╭──

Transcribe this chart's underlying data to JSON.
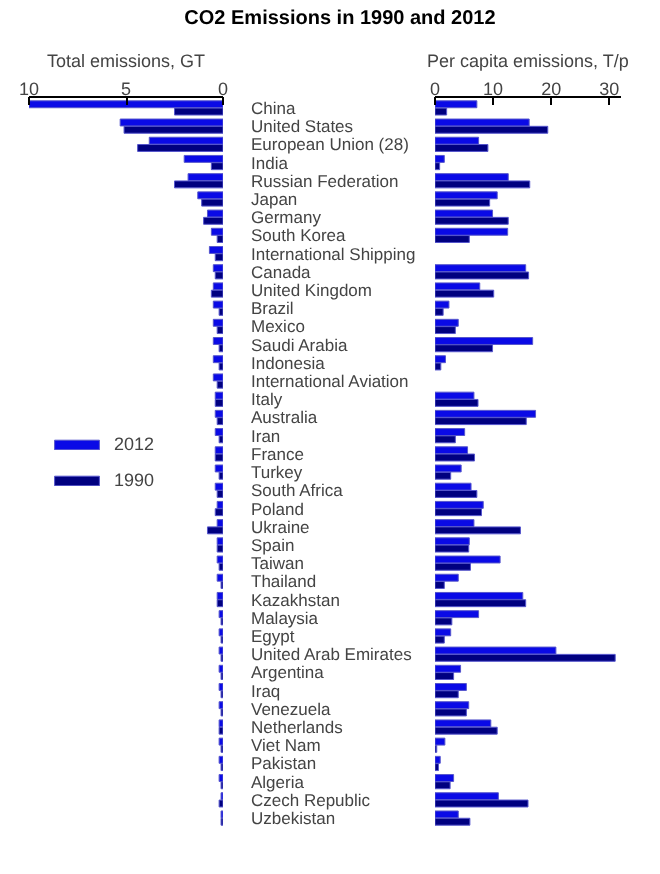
{
  "chart_data": [
    {
      "type": "bar",
      "orientation": "horizontal",
      "title": "CO2 Emissions in 1990 and 2012",
      "xlabel": "Total emissions, GT",
      "xlim": [
        10,
        0
      ],
      "xticks": [
        10,
        5,
        0
      ],
      "legend": "left",
      "categories": [
        "China",
        "United States",
        "European Union (28)",
        "India",
        "Russian Federation",
        "Japan",
        "Germany",
        "South Korea",
        "International Shipping",
        "Canada",
        "United Kingdom",
        "Brazil",
        "Mexico",
        "Saudi Arabia",
        "Indonesia",
        "International Aviation",
        "Italy",
        "Australia",
        "Iran",
        "France",
        "Turkey",
        "South Africa",
        "Poland",
        "Ukraine",
        "Spain",
        "Taiwan",
        "Thailand",
        "Kazakhstan",
        "Malaysia",
        "Egypt",
        "United Arab Emirates",
        "Argentina",
        "Iraq",
        "Venezuela",
        "Netherlands",
        "Viet Nam",
        "Pakistan",
        "Algeria",
        "Czech Republic",
        "Uzbekistan"
      ],
      "series": [
        {
          "name": "2012",
          "color": "#0a0ae6",
          "values": [
            10.0,
            5.3,
            3.8,
            2.0,
            1.8,
            1.3,
            0.8,
            0.6,
            0.7,
            0.5,
            0.5,
            0.5,
            0.5,
            0.5,
            0.5,
            0.5,
            0.4,
            0.4,
            0.4,
            0.4,
            0.4,
            0.4,
            0.3,
            0.3,
            0.3,
            0.3,
            0.3,
            0.3,
            0.2,
            0.2,
            0.2,
            0.2,
            0.2,
            0.2,
            0.2,
            0.2,
            0.2,
            0.2,
            0.1,
            0.1
          ]
        },
        {
          "name": "1990",
          "color": "#000080",
          "values": [
            2.5,
            5.1,
            4.4,
            0.6,
            2.5,
            1.1,
            1.0,
            0.3,
            0.4,
            0.4,
            0.6,
            0.2,
            0.3,
            0.2,
            0.2,
            0.3,
            0.4,
            0.3,
            0.2,
            0.4,
            0.2,
            0.3,
            0.4,
            0.8,
            0.3,
            0.2,
            0.1,
            0.3,
            0.1,
            0.1,
            0.1,
            0.1,
            0.1,
            0.1,
            0.2,
            0.1,
            0.1,
            0.1,
            0.2,
            0.1
          ]
        }
      ]
    },
    {
      "type": "bar",
      "orientation": "horizontal",
      "xlabel": "Per capita emissions, T/p",
      "xlim": [
        0,
        32
      ],
      "xticks": [
        0,
        10,
        20,
        30
      ],
      "tick_labels": "x",
      "categories": [
        null,
        null,
        null,
        null,
        null,
        null,
        null,
        null,
        null,
        null,
        null,
        null,
        null,
        null,
        null,
        null,
        null,
        null,
        null,
        null,
        null,
        null,
        null,
        null,
        null,
        null,
        null,
        null,
        null,
        null,
        null,
        null,
        null,
        null,
        null,
        null,
        null,
        null,
        null,
        null
      ],
      "series": [
        {
          "color": "#0a0ae6",
          "values": [
            7.2,
            16.2,
            7.5,
            1.6,
            12.6,
            10.7,
            9.9,
            12.5,
            null,
            15.6,
            7.7,
            2.4,
            4.0,
            16.8,
            1.8,
            null,
            6.7,
            17.3,
            5.1,
            5.6,
            4.5,
            6.2,
            8.3,
            6.7,
            5.9,
            11.2,
            4.0,
            15.1,
            7.5,
            2.7,
            20.8,
            4.4,
            5.4,
            5.8,
            9.6,
            1.7,
            0.9,
            3.2,
            10.9,
            4.0
          ]
        },
        {
          "color": "#000080",
          "values": [
            2.0,
            19.4,
            9.1,
            0.8,
            16.3,
            9.4,
            12.6,
            5.9,
            null,
            16.1,
            10.1,
            1.4,
            3.5,
            9.9,
            1.0,
            null,
            7.4,
            15.7,
            3.5,
            6.8,
            2.7,
            7.2,
            8.0,
            14.7,
            5.8,
            6.1,
            1.6,
            15.6,
            2.9,
            1.6,
            31.0,
            3.2,
            4.0,
            5.4,
            10.7,
            0.3,
            0.6,
            2.6,
            16.0,
            6.0
          ]
        }
      ]
    }
  ]
}
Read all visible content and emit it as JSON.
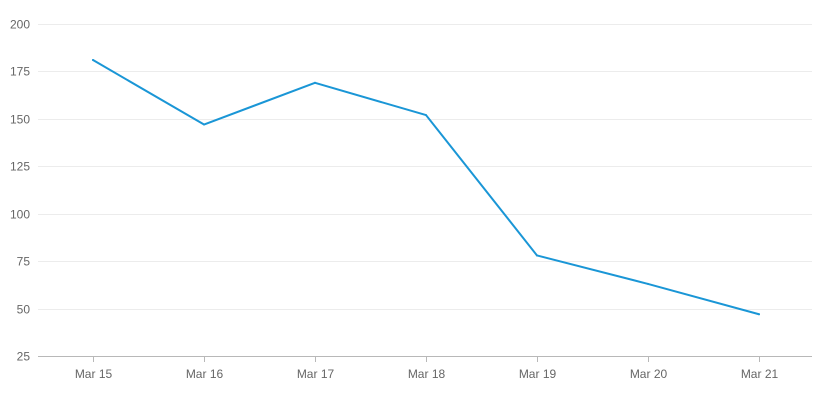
{
  "chart_data": {
    "type": "line",
    "title": "",
    "xlabel": "",
    "ylabel": "",
    "categories": [
      "Mar 15",
      "Mar 16",
      "Mar 17",
      "Mar 18",
      "Mar 19",
      "Mar 20",
      "Mar 21"
    ],
    "series": [
      {
        "values": [
          181,
          147,
          169,
          152,
          78,
          63,
          47
        ],
        "color": "#1a96d6"
      }
    ],
    "ylim": [
      25,
      200
    ],
    "yticks": [
      "200",
      "175",
      "150",
      "125",
      "100",
      "75",
      "50",
      "25"
    ],
    "grid": true,
    "legend": "none"
  }
}
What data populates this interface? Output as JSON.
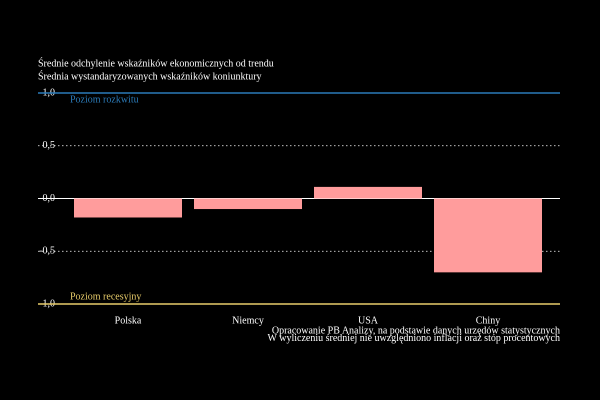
{
  "chart_data": {
    "type": "bar",
    "title": "Średnie odchylenie wskaźników ekonomicznych od trendu",
    "subtitle": "Średnia wystandaryzowanych wskaźników koniunktury",
    "categories": [
      "Polska",
      "Niemcy",
      "USA",
      "Chiny"
    ],
    "values": [
      -0.18,
      -0.1,
      0.11,
      -0.7
    ],
    "color": "#ff9c9c",
    "ylim": [
      -1,
      1
    ],
    "yticks": [
      {
        "value": -1,
        "label": "-1,0"
      },
      {
        "value": -0.5,
        "label": "-0,5"
      },
      {
        "value": 0,
        "label": "0,0"
      },
      {
        "value": 0.5,
        "label": "0,5"
      },
      {
        "value": 1,
        "label": "1,0"
      }
    ],
    "grid": true,
    "reference_lines": [
      {
        "value": 1,
        "label": "Poziom rozkwitu",
        "color": "#2b7bb9"
      },
      {
        "value": -1,
        "label": "Poziom recesyjny",
        "color": "#e8cc6a"
      }
    ],
    "notes": [
      "Opracowanie PB Analizy, na podstawie danych urzędów statystycznych",
      "W wyliczeniu średniej nie uwzględniono inflacji oraz stóp procentowych"
    ]
  }
}
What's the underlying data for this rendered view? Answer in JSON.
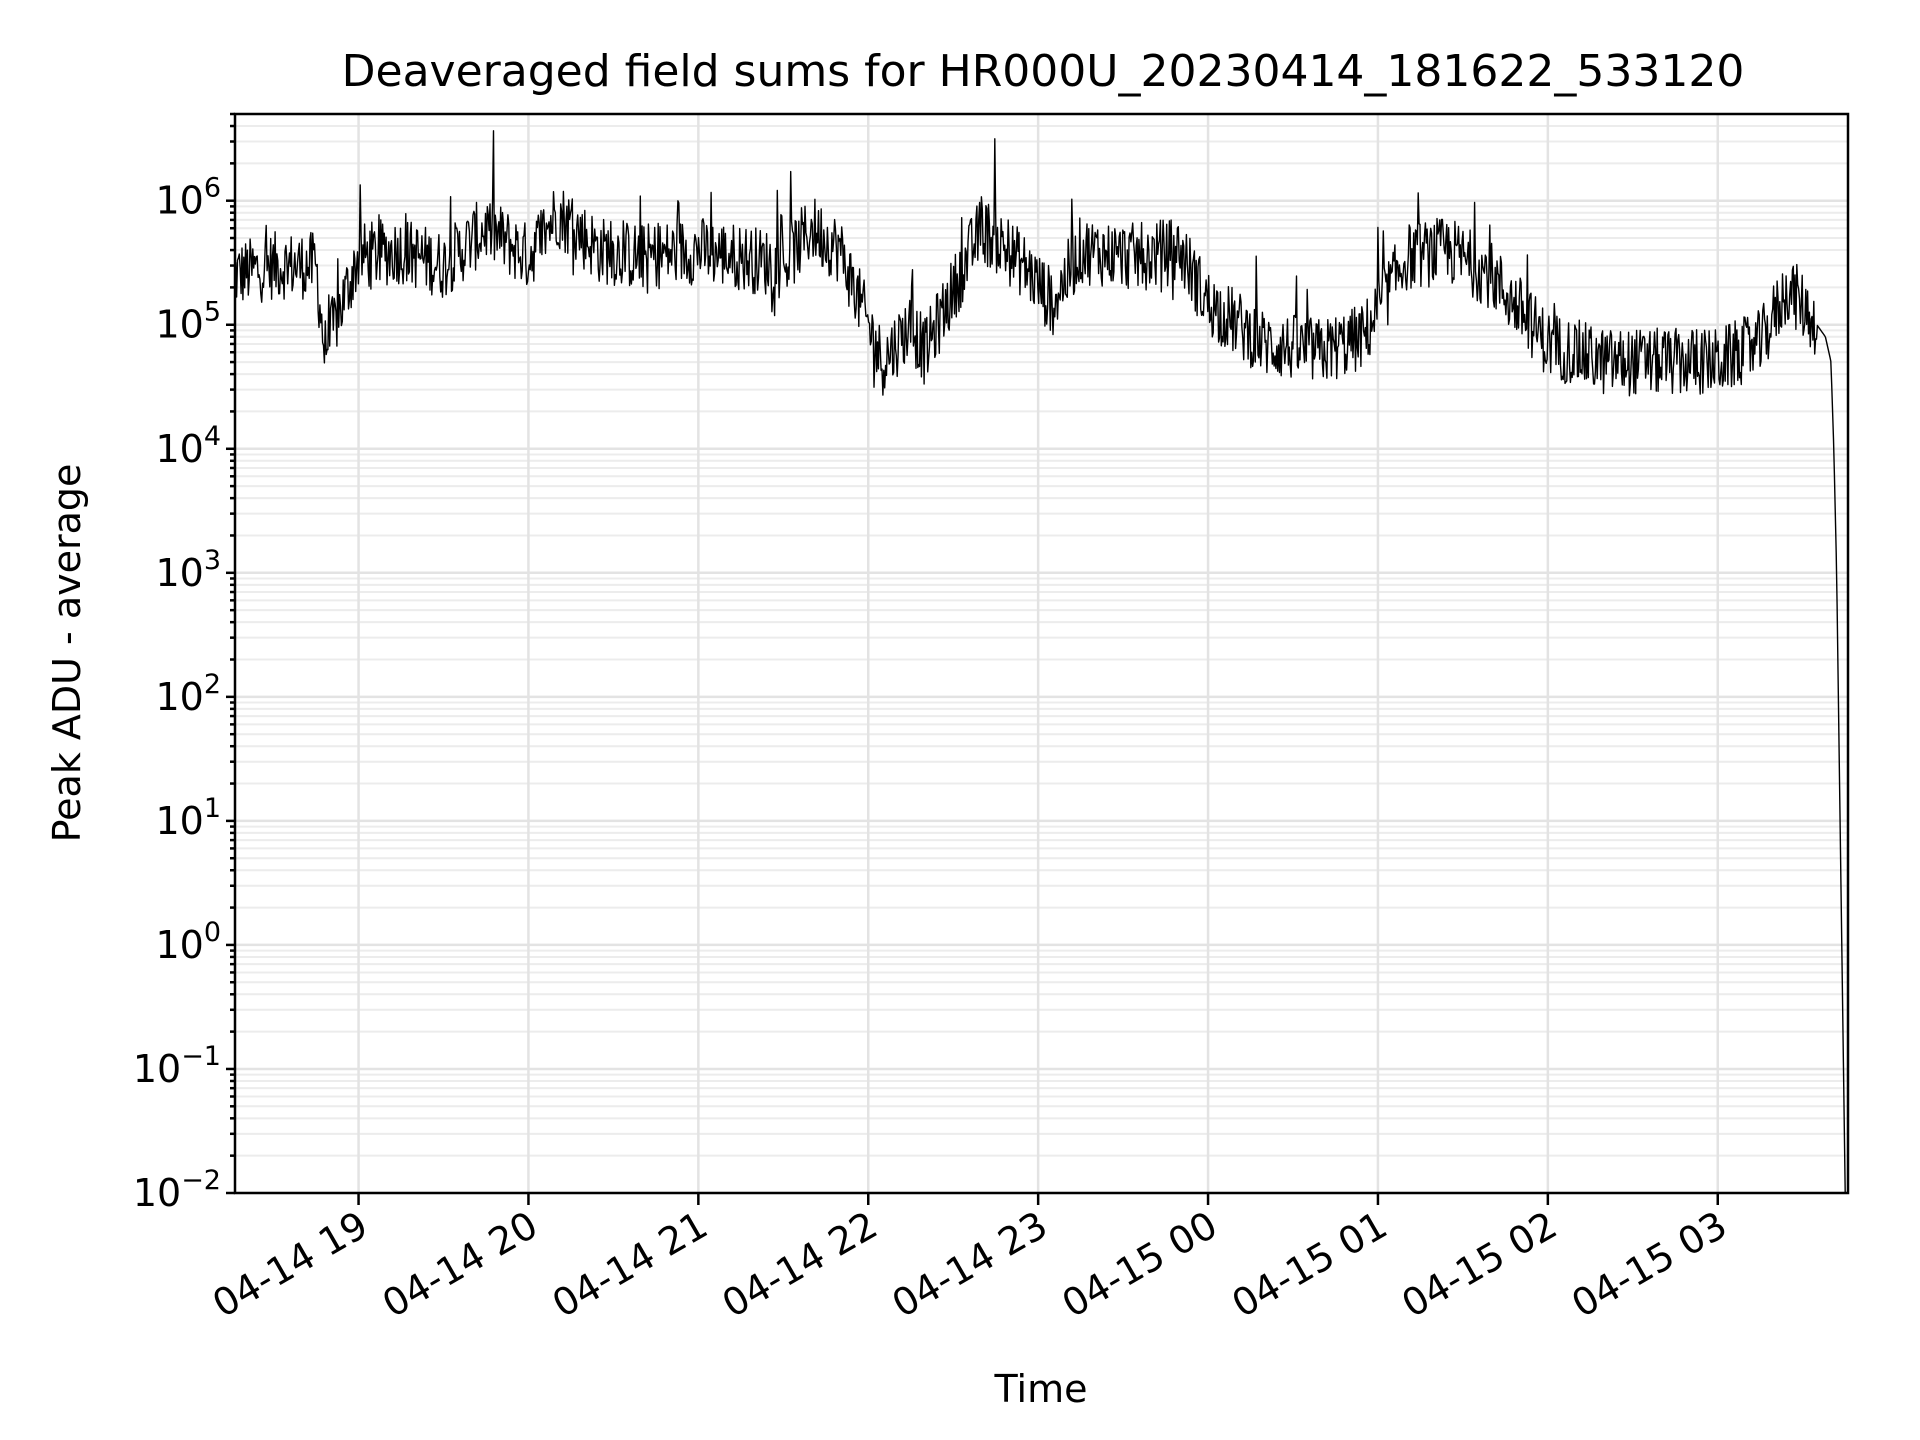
{
  "chart_data": {
    "type": "line",
    "title": "Deaveraged field sums for HR000U_20230414_181622_533120",
    "xlabel": "Time",
    "ylabel": "Peak ADU - average",
    "yscale": "log",
    "ylim": [
      0.01,
      5000000
    ],
    "xlim": [
      "2023-04-14 18:16:22",
      "2023-04-15 03:46:00"
    ],
    "grid": true,
    "x_ticks": [
      "04-14 19",
      "04-14 20",
      "04-14 21",
      "04-14 22",
      "04-14 23",
      "04-15 00",
      "04-15 01",
      "04-15 02",
      "04-15 03"
    ],
    "y_ticks": [
      {
        "base": "10",
        "exp": "−2",
        "value": 0.01
      },
      {
        "base": "10",
        "exp": "−1",
        "value": 0.1
      },
      {
        "base": "10",
        "exp": "0",
        "value": 1
      },
      {
        "base": "10",
        "exp": "1",
        "value": 10
      },
      {
        "base": "10",
        "exp": "2",
        "value": 100
      },
      {
        "base": "10",
        "exp": "3",
        "value": 1000
      },
      {
        "base": "10",
        "exp": "4",
        "value": 10000
      },
      {
        "base": "10",
        "exp": "5",
        "value": 100000
      },
      {
        "base": "10",
        "exp": "6",
        "value": 1000000
      }
    ],
    "series": [
      {
        "color": "#000000",
        "x": [
          "2023-04-14 18:16",
          "2023-04-14 18:30",
          "2023-04-14 18:45",
          "2023-04-14 18:48",
          "2023-04-14 19:00",
          "2023-04-14 19:15",
          "2023-04-14 19:30",
          "2023-04-14 19:45",
          "2023-04-14 20:00",
          "2023-04-14 20:10",
          "2023-04-14 20:25",
          "2023-04-14 20:40",
          "2023-04-14 21:00",
          "2023-04-14 21:15",
          "2023-04-14 21:30",
          "2023-04-14 21:40",
          "2023-04-14 21:50",
          "2023-04-14 22:05",
          "2023-04-14 22:15",
          "2023-04-14 22:20",
          "2023-04-14 22:40",
          "2023-04-14 22:55",
          "2023-04-14 23:05",
          "2023-04-14 23:15",
          "2023-04-14 23:35",
          "2023-04-14 23:50",
          "2023-04-15 00:00",
          "2023-04-15 00:20",
          "2023-04-15 00:40",
          "2023-04-15 00:55",
          "2023-04-15 01:10",
          "2023-04-15 01:25",
          "2023-04-15 01:40",
          "2023-04-15 02:00",
          "2023-04-15 02:20",
          "2023-04-15 02:40",
          "2023-04-15 03:00",
          "2023-04-15 03:15",
          "2023-04-15 03:25",
          "2023-04-15 03:35",
          "2023-04-15 03:38",
          "2023-04-15 03:40",
          "2023-04-15 03:41",
          "2023-04-15 03:42",
          "2023-04-15 03:45"
        ],
        "y": [
          250000,
          300000,
          300000,
          60000,
          350000,
          400000,
          300000,
          600000,
          350000,
          800000,
          400000,
          350000,
          400000,
          350000,
          300000,
          600000,
          400000,
          50000,
          100000,
          60000,
          600000,
          300000,
          150000,
          400000,
          350000,
          400000,
          150000,
          70000,
          60000,
          80000,
          350000,
          400000,
          250000,
          70000,
          50000,
          50000,
          50000,
          70000,
          200000,
          100000,
          80000,
          50000,
          10000,
          1000,
          0.01
        ]
      }
    ]
  }
}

╰──

(PROBLEM TO WORK ON): Select every line above that contains the word "What", and copy it.

(WRITTEN ANSWER):
What data populates this interface? Output as JSON.
What's the underlying data for this rendered view? Answer in JSON.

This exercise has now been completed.